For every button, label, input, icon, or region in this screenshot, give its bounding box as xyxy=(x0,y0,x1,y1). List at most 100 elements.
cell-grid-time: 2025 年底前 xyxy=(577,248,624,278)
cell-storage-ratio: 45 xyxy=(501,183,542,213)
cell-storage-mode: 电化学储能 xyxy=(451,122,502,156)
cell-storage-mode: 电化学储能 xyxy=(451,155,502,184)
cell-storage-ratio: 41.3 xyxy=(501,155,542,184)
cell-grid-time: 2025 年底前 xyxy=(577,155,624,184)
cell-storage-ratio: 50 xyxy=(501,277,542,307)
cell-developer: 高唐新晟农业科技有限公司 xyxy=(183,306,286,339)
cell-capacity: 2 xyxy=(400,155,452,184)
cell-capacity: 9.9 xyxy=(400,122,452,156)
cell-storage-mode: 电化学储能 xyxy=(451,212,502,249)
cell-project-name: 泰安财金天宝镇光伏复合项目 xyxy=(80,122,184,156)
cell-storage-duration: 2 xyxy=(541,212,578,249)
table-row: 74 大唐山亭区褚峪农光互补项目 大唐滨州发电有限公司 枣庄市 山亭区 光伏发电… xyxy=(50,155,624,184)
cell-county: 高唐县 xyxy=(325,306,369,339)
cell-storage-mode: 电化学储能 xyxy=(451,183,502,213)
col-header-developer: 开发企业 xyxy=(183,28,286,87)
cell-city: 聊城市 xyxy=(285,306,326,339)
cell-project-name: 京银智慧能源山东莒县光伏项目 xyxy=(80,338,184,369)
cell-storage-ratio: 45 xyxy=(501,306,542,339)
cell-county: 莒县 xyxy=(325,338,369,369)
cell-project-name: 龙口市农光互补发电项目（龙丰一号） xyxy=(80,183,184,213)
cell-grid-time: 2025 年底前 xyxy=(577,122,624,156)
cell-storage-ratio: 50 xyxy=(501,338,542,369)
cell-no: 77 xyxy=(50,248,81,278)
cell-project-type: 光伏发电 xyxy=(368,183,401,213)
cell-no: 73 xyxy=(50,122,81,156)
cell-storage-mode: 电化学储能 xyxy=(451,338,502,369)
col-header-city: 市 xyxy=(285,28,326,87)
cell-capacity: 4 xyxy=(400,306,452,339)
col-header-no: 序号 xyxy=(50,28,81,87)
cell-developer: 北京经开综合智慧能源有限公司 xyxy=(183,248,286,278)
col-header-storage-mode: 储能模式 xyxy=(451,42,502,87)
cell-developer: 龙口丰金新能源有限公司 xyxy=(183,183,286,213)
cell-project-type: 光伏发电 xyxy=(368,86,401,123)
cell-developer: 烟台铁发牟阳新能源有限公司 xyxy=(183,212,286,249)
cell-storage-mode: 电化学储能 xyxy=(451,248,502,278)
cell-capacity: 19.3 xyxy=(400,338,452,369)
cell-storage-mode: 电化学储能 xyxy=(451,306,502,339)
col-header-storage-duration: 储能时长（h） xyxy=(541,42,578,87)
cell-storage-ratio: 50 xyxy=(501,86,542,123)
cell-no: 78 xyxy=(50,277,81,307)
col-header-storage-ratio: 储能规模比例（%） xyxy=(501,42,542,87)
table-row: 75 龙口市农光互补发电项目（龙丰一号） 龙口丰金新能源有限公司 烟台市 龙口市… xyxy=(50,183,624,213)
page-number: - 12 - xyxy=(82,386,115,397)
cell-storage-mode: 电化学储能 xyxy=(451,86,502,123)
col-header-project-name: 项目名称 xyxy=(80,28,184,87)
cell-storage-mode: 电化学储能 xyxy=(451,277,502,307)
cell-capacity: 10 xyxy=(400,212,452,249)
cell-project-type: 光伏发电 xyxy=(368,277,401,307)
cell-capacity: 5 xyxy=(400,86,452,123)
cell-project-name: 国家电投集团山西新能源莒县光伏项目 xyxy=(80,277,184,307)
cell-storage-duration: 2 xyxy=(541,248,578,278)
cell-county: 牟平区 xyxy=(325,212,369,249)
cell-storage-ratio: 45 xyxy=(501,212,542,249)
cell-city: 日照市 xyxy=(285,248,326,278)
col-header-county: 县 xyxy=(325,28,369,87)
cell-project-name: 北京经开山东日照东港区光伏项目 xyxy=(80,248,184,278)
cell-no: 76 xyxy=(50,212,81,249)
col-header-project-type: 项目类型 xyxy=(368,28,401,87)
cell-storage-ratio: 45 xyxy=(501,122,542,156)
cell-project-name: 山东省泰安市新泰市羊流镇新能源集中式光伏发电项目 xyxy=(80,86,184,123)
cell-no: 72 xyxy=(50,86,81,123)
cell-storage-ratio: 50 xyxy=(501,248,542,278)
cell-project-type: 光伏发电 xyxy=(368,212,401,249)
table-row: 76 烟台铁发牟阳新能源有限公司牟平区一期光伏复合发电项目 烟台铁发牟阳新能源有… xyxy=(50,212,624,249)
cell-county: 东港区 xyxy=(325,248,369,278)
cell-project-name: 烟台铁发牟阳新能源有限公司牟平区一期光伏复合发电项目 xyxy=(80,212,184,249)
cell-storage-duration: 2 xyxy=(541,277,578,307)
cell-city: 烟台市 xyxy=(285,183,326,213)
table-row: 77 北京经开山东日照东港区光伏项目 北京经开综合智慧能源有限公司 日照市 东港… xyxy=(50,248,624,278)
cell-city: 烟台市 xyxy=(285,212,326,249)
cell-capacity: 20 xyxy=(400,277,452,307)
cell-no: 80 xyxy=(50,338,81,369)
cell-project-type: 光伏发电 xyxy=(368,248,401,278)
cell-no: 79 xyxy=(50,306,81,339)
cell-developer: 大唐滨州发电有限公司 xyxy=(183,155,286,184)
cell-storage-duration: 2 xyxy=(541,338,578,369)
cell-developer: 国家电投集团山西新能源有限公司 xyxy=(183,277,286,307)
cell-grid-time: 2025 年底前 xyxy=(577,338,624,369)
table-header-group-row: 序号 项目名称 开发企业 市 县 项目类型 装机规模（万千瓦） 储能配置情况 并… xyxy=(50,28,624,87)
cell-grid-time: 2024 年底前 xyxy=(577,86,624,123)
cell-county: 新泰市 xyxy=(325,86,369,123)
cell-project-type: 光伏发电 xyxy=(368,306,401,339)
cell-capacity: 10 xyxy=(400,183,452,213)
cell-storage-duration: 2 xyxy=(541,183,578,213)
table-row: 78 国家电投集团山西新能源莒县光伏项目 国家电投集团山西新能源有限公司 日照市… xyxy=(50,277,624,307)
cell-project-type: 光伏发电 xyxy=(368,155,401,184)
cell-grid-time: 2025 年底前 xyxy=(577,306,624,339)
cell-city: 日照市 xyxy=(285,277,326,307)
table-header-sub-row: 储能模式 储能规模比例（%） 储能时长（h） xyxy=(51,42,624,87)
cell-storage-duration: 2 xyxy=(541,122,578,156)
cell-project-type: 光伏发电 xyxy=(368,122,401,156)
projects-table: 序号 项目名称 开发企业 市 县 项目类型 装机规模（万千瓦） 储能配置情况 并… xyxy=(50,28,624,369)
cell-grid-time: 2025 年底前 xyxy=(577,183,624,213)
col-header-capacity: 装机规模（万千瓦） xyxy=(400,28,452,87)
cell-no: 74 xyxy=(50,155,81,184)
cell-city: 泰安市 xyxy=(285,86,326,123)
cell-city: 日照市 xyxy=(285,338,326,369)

◇ ◇ ◇

TASK TO COMPLETE:
Change every "cell-grid-time" in the records to "cell-grid-connection-time" and write all the lines out again with nothing else altered.

EXERCISE OUTPUT:
For every button, label, input, icon, or region in this screenshot, give its bounding box as xyxy=(x0,y0,x1,y1). List at most 100 elements.
cell-grid-connection-time: 2025 年底前 xyxy=(577,248,624,278)
cell-storage-ratio: 45 xyxy=(501,183,542,213)
cell-storage-mode: 电化学储能 xyxy=(451,122,502,156)
cell-storage-mode: 电化学储能 xyxy=(451,155,502,184)
cell-storage-ratio: 41.3 xyxy=(501,155,542,184)
cell-grid-connection-time: 2025 年底前 xyxy=(577,155,624,184)
cell-storage-ratio: 50 xyxy=(501,277,542,307)
cell-developer: 高唐新晟农业科技有限公司 xyxy=(183,306,286,339)
cell-capacity: 2 xyxy=(400,155,452,184)
cell-capacity: 9.9 xyxy=(400,122,452,156)
cell-storage-mode: 电化学储能 xyxy=(451,212,502,249)
cell-project-name: 泰安财金天宝镇光伏复合项目 xyxy=(80,122,184,156)
cell-storage-duration: 2 xyxy=(541,212,578,249)
table-row: 74 大唐山亭区褚峪农光互补项目 大唐滨州发电有限公司 枣庄市 山亭区 光伏发电… xyxy=(50,155,624,184)
cell-county: 高唐县 xyxy=(325,306,369,339)
cell-storage-mode: 电化学储能 xyxy=(451,183,502,213)
col-header-developer: 开发企业 xyxy=(183,28,286,87)
cell-city: 聊城市 xyxy=(285,306,326,339)
cell-project-name: 京银智慧能源山东莒县光伏项目 xyxy=(80,338,184,369)
cell-storage-ratio: 45 xyxy=(501,306,542,339)
cell-county: 莒县 xyxy=(325,338,369,369)
cell-project-name: 龙口市农光互补发电项目（龙丰一号） xyxy=(80,183,184,213)
cell-grid-connection-time: 2025 年底前 xyxy=(577,122,624,156)
cell-storage-ratio: 50 xyxy=(501,338,542,369)
cell-no: 77 xyxy=(50,248,81,278)
cell-project-type: 光伏发电 xyxy=(368,183,401,213)
cell-no: 73 xyxy=(50,122,81,156)
cell-storage-mode: 电化学储能 xyxy=(451,338,502,369)
col-header-city: 市 xyxy=(285,28,326,87)
cell-capacity: 4 xyxy=(400,306,452,339)
col-header-no: 序号 xyxy=(50,28,81,87)
cell-developer: 北京经开综合智慧能源有限公司 xyxy=(183,248,286,278)
col-header-storage-mode: 储能模式 xyxy=(451,42,502,87)
cell-developer: 龙口丰金新能源有限公司 xyxy=(183,183,286,213)
cell-project-type: 光伏发电 xyxy=(368,86,401,123)
cell-developer: 烟台铁发牟阳新能源有限公司 xyxy=(183,212,286,249)
cell-storage-mode: 电化学储能 xyxy=(451,248,502,278)
cell-capacity: 19.3 xyxy=(400,338,452,369)
cell-storage-mode: 电化学储能 xyxy=(451,306,502,339)
col-header-storage-duration: 储能时长（h） xyxy=(541,42,578,87)
cell-storage-ratio: 50 xyxy=(501,86,542,123)
cell-no: 78 xyxy=(50,277,81,307)
col-header-storage-ratio: 储能规模比例（%） xyxy=(501,42,542,87)
table-row: 75 龙口市农光互补发电项目（龙丰一号） 龙口丰金新能源有限公司 烟台市 龙口市… xyxy=(50,183,624,213)
page-number: - 12 - xyxy=(82,386,115,397)
cell-storage-mode: 电化学储能 xyxy=(451,86,502,123)
col-header-project-name: 项目名称 xyxy=(80,28,184,87)
cell-storage-mode: 电化学储能 xyxy=(451,277,502,307)
cell-capacity: 10 xyxy=(400,212,452,249)
cell-project-type: 光伏发电 xyxy=(368,277,401,307)
cell-capacity: 5 xyxy=(400,86,452,123)
cell-project-name: 国家电投集团山西新能源莒县光伏项目 xyxy=(80,277,184,307)
cell-storage-duration: 2 xyxy=(541,248,578,278)
cell-county: 牟平区 xyxy=(325,212,369,249)
cell-storage-ratio: 45 xyxy=(501,212,542,249)
cell-city: 日照市 xyxy=(285,248,326,278)
col-header-county: 县 xyxy=(325,28,369,87)
cell-project-name: 北京经开山东日照东港区光伏项目 xyxy=(80,248,184,278)
cell-no: 76 xyxy=(50,212,81,249)
col-header-project-type: 项目类型 xyxy=(368,28,401,87)
cell-storage-ratio: 45 xyxy=(501,122,542,156)
cell-project-name: 山东省泰安市新泰市羊流镇新能源集中式光伏发电项目 xyxy=(80,86,184,123)
cell-no: 72 xyxy=(50,86,81,123)
cell-storage-ratio: 50 xyxy=(501,248,542,278)
cell-project-type: 光伏发电 xyxy=(368,212,401,249)
table-row: 76 烟台铁发牟阳新能源有限公司牟平区一期光伏复合发电项目 烟台铁发牟阳新能源有… xyxy=(50,212,624,249)
cell-county: 东港区 xyxy=(325,248,369,278)
cell-project-name: 烟台铁发牟阳新能源有限公司牟平区一期光伏复合发电项目 xyxy=(80,212,184,249)
cell-storage-duration: 2 xyxy=(541,277,578,307)
cell-city: 烟台市 xyxy=(285,183,326,213)
table-row: 77 北京经开山东日照东港区光伏项目 北京经开综合智慧能源有限公司 日照市 东港… xyxy=(50,248,624,278)
cell-city: 烟台市 xyxy=(285,212,326,249)
cell-capacity: 20 xyxy=(400,277,452,307)
cell-no: 80 xyxy=(50,338,81,369)
cell-project-type: 光伏发电 xyxy=(368,248,401,278)
cell-no: 79 xyxy=(50,306,81,339)
cell-developer: 大唐滨州发电有限公司 xyxy=(183,155,286,184)
cell-storage-duration: 2 xyxy=(541,338,578,369)
cell-developer: 国家电投集团山西新能源有限公司 xyxy=(183,277,286,307)
cell-grid-connection-time: 2025 年底前 xyxy=(577,338,624,369)
table-header-group-row: 序号 项目名称 开发企业 市 县 项目类型 装机规模（万千瓦） 储能配置情况 并… xyxy=(50,28,624,87)
cell-grid-connection-time: 2024 年底前 xyxy=(577,86,624,123)
cell-county: 新泰市 xyxy=(325,86,369,123)
cell-project-type: 光伏发电 xyxy=(368,306,401,339)
cell-capacity: 10 xyxy=(400,183,452,213)
cell-storage-duration: 2 xyxy=(541,183,578,213)
table-row: 78 国家电投集团山西新能源莒县光伏项目 国家电投集团山西新能源有限公司 日照市… xyxy=(50,277,624,307)
cell-project-type: 光伏发电 xyxy=(368,155,401,184)
cell-grid-connection-time: 2025 年底前 xyxy=(577,306,624,339)
cell-city: 日照市 xyxy=(285,277,326,307)
table-header-sub-row: 储能模式 储能规模比例（%） 储能时长（h） xyxy=(51,42,624,87)
cell-storage-duration: 2 xyxy=(541,122,578,156)
cell-project-type: 光伏发电 xyxy=(368,122,401,156)
projects-table: 序号 项目名称 开发企业 市 县 项目类型 装机规模（万千瓦） 储能配置情况 并… xyxy=(50,28,624,369)
cell-grid-connection-time: 2025 年底前 xyxy=(577,183,624,213)
col-header-capacity: 装机规模（万千瓦） xyxy=(400,28,452,87)
cell-no: 74 xyxy=(50,155,81,184)
cell-city: 泰安市 xyxy=(285,86,326,123)
cell-city: 日照市 xyxy=(285,338,326,369)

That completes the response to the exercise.